- [EXERCISE PROMPT]: Extract the text of each entry below exactly, leaving every image behind.

-- start DATA ROWS --

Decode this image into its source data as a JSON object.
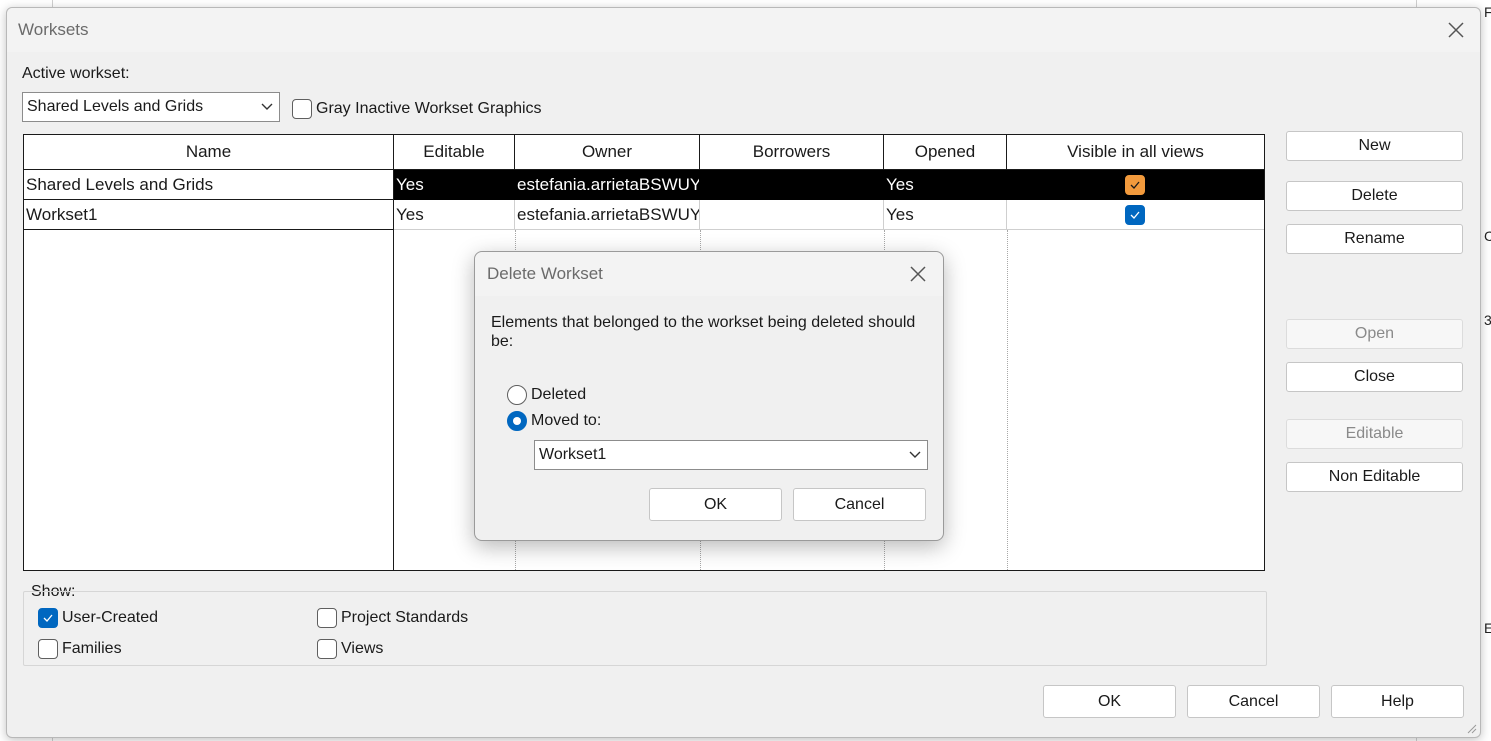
{
  "background": {
    "edge_labels": [
      "F",
      "C",
      "3",
      "E"
    ]
  },
  "dialog": {
    "title": "Worksets",
    "active_workset_label": "Active workset:",
    "active_workset_value": "Shared Levels and Grids",
    "gray_inactive_label": "Gray Inactive Workset Graphics",
    "gray_inactive_checked": false,
    "table": {
      "columns": [
        "Name",
        "Editable",
        "Owner",
        "Borrowers",
        "Opened",
        "Visible in all views"
      ],
      "rows": [
        {
          "name": "Shared Levels and Grids",
          "editable": "Yes",
          "owner": "estefania.arrietaBSWUY",
          "borrowers": "",
          "opened": "Yes",
          "visible": true,
          "selected": true
        },
        {
          "name": "Workset1",
          "editable": "Yes",
          "owner": "estefania.arrietaBSWUY",
          "borrowers": "",
          "opened": "Yes",
          "visible": true,
          "selected": false
        }
      ]
    },
    "side_buttons": {
      "new": "New",
      "delete": "Delete",
      "rename": "Rename",
      "open": "Open",
      "close": "Close",
      "editable": "Editable",
      "non_editable": "Non Editable"
    },
    "show": {
      "label": "Show:",
      "user_created": "User-Created",
      "families": "Families",
      "project_standards": "Project Standards",
      "views": "Views",
      "user_created_checked": true
    },
    "footer": {
      "ok": "OK",
      "cancel": "Cancel",
      "help": "Help"
    }
  },
  "modal": {
    "title": "Delete Workset",
    "message": "Elements that belonged to the workset being deleted should be:",
    "option_deleted": "Deleted",
    "option_moved": "Moved to:",
    "selected_option": "moved",
    "moved_to_value": "Workset1",
    "ok": "OK",
    "cancel": "Cancel"
  },
  "colors": {
    "accent": "#0067c0",
    "visible_selected": "#f29a3c",
    "selection_row": "#000000"
  }
}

-- end DATA ROWS --

- [FINAL RESULT]:
Decode this image into its source data as a JSON object.
{
  "background": {
    "edge_labels": [
      "F",
      "C",
      "3",
      "E"
    ]
  },
  "dialog": {
    "title": "Worksets",
    "active_workset_label": "Active workset:",
    "active_workset_value": "Shared Levels and Grids",
    "gray_inactive_label": "Gray Inactive Workset Graphics",
    "gray_inactive_checked": false,
    "table": {
      "columns": [
        "Name",
        "Editable",
        "Owner",
        "Borrowers",
        "Opened",
        "Visible in all views"
      ],
      "rows": [
        {
          "name": "Shared Levels and Grids",
          "editable": "Yes",
          "owner": "estefania.arrietaBSWUY",
          "borrowers": "",
          "opened": "Yes",
          "visible": true,
          "selected": true
        },
        {
          "name": "Workset1",
          "editable": "Yes",
          "owner": "estefania.arrietaBSWUY",
          "borrowers": "",
          "opened": "Yes",
          "visible": true,
          "selected": false
        }
      ]
    },
    "side_buttons": {
      "new": "New",
      "delete": "Delete",
      "rename": "Rename",
      "open": "Open",
      "close": "Close",
      "editable": "Editable",
      "non_editable": "Non Editable"
    },
    "show": {
      "label": "Show:",
      "user_created": "User-Created",
      "families": "Families",
      "project_standards": "Project Standards",
      "views": "Views",
      "user_created_checked": true
    },
    "footer": {
      "ok": "OK",
      "cancel": "Cancel",
      "help": "Help"
    }
  },
  "modal": {
    "title": "Delete Workset",
    "message": "Elements that belonged to the workset being deleted should be:",
    "option_deleted": "Deleted",
    "option_moved": "Moved to:",
    "selected_option": "moved",
    "moved_to_value": "Workset1",
    "ok": "OK",
    "cancel": "Cancel"
  },
  "colors": {
    "accent": "#0067c0",
    "visible_selected": "#f29a3c",
    "selection_row": "#000000"
  }
}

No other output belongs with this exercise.